[Figure content listings]
▼
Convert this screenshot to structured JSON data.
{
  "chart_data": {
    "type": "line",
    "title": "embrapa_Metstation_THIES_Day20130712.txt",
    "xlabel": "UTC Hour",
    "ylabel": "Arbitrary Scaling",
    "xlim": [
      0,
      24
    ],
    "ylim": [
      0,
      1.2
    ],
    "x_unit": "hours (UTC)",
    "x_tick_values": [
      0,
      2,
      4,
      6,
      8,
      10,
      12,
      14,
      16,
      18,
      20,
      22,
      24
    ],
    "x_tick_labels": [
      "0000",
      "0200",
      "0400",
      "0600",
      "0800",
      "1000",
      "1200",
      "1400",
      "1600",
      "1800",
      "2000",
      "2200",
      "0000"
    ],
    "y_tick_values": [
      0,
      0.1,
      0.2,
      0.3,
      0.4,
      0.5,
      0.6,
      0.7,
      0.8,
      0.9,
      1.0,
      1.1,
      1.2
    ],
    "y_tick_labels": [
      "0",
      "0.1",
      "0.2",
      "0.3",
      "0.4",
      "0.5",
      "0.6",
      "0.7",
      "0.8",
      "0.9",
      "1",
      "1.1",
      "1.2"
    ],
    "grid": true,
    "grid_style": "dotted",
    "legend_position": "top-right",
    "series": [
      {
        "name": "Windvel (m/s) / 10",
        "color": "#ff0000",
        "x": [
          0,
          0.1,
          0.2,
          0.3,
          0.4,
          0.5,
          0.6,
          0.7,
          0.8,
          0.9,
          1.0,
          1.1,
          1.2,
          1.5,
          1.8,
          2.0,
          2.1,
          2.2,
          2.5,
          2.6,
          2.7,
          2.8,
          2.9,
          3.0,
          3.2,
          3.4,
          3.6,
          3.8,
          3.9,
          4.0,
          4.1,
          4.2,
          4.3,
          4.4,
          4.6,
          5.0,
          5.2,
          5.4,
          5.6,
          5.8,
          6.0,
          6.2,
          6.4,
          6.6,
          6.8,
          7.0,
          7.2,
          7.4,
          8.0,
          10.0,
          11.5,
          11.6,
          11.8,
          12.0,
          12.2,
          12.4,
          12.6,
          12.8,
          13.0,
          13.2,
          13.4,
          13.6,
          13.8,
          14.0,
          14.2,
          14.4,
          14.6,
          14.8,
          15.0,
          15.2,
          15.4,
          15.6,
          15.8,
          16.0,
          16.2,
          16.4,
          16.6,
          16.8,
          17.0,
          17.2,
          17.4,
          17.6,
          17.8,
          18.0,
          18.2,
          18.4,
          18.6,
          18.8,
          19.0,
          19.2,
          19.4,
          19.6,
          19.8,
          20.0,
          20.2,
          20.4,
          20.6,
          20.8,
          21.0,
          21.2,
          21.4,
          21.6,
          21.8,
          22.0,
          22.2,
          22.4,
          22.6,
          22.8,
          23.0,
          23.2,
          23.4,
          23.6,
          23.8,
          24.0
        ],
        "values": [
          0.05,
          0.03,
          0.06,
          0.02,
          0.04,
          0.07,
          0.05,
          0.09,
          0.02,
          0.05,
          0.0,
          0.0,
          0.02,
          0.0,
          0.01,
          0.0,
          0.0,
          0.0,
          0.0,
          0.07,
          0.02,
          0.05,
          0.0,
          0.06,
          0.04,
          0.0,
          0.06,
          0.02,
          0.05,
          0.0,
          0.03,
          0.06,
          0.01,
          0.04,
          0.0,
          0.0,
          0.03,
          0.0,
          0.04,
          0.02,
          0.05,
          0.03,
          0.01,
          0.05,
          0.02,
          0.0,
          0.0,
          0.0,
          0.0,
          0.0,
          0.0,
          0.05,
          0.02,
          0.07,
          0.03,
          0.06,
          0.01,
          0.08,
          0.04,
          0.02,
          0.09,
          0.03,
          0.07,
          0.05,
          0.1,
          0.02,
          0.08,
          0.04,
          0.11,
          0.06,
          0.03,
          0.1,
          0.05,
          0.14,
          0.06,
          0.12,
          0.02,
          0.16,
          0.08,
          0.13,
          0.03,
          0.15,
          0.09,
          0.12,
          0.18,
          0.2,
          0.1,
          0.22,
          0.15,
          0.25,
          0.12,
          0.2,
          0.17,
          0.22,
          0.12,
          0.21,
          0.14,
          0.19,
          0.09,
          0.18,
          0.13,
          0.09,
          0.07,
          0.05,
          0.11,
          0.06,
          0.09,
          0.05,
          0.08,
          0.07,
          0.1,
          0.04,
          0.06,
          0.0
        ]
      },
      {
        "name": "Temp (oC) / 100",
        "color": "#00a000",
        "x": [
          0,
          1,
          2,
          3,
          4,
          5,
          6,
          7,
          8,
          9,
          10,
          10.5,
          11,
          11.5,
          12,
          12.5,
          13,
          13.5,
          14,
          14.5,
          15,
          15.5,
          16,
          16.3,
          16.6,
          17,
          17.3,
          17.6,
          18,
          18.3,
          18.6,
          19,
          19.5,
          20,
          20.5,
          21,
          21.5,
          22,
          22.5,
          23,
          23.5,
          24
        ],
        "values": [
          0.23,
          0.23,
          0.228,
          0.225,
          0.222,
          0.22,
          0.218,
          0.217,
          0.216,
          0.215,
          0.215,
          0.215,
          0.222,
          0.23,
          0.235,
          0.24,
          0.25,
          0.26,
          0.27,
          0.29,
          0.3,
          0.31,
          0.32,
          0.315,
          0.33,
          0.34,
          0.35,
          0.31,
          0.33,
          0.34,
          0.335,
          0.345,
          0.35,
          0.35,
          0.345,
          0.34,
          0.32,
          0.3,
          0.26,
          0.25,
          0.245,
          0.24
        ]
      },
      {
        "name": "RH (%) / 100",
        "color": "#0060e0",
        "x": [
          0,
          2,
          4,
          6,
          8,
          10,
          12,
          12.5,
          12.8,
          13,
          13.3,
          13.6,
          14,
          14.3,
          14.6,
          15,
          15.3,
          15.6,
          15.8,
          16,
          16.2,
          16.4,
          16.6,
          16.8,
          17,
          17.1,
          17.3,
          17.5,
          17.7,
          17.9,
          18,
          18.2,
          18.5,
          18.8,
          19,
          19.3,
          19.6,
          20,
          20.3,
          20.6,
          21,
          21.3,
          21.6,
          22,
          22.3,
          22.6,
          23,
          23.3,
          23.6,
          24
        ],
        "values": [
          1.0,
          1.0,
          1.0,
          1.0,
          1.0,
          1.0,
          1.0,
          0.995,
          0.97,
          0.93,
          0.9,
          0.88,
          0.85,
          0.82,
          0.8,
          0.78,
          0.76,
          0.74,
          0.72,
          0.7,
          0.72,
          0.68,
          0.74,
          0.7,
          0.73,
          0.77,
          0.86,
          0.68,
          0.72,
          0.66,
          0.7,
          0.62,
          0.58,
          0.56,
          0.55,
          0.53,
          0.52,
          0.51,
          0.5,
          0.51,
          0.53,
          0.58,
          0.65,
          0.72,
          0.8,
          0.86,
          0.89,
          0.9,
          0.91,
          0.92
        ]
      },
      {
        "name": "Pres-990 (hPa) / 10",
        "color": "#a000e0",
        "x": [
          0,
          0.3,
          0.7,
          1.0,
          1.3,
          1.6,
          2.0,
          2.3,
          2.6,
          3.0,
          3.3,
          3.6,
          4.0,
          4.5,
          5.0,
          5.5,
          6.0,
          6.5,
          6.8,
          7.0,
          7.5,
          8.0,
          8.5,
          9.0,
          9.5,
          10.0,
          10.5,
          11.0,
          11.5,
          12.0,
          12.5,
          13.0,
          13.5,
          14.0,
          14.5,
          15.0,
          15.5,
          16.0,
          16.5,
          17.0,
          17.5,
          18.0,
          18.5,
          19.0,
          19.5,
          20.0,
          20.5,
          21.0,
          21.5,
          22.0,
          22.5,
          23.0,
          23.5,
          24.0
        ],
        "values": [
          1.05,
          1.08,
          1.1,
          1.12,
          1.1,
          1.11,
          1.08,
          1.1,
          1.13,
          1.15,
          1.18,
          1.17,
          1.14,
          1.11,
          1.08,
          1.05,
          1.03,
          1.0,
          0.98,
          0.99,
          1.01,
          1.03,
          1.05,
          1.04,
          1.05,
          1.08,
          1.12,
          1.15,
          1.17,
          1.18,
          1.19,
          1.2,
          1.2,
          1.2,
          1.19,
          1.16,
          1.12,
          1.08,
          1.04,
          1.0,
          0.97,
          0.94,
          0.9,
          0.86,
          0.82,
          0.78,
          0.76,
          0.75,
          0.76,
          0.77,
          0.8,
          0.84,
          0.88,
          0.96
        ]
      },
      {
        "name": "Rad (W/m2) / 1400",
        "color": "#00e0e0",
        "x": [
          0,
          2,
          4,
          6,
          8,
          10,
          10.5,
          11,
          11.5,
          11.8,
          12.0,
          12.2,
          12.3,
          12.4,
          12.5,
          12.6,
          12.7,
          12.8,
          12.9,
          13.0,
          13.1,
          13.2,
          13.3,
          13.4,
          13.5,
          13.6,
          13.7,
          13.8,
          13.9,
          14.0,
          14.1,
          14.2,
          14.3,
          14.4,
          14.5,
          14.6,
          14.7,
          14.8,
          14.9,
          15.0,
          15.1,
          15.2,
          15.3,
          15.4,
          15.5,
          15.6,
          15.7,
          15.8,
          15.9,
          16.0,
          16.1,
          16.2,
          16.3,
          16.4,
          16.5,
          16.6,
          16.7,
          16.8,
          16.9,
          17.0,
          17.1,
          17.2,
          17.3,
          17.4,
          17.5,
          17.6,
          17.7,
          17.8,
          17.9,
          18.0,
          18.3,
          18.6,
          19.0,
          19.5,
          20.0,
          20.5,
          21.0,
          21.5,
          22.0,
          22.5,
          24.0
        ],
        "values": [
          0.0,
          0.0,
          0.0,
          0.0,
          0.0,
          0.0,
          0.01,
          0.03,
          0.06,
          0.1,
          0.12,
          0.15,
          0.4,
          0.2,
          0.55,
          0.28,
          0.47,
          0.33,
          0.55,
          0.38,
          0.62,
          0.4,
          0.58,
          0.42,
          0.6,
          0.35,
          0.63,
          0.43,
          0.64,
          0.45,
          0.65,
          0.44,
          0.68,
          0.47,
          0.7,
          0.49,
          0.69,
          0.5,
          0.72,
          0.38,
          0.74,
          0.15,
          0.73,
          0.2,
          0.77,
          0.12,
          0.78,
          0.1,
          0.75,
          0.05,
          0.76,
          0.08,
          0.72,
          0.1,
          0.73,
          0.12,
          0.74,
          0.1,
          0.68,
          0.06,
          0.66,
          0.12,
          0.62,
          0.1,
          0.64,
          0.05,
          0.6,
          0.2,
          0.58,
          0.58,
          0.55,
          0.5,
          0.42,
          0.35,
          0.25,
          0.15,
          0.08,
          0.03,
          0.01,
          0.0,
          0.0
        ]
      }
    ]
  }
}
▲
PROBLEM TO WORK ON:
From the entries above, extract every line where the word "color" appears.

SOLUTION TO THIS TASK:
        "color": "#ff0000",
        "color": "#00a000",
        "color": "#0060e0",
        "color": "#a000e0",
        "color": "#00e0e0",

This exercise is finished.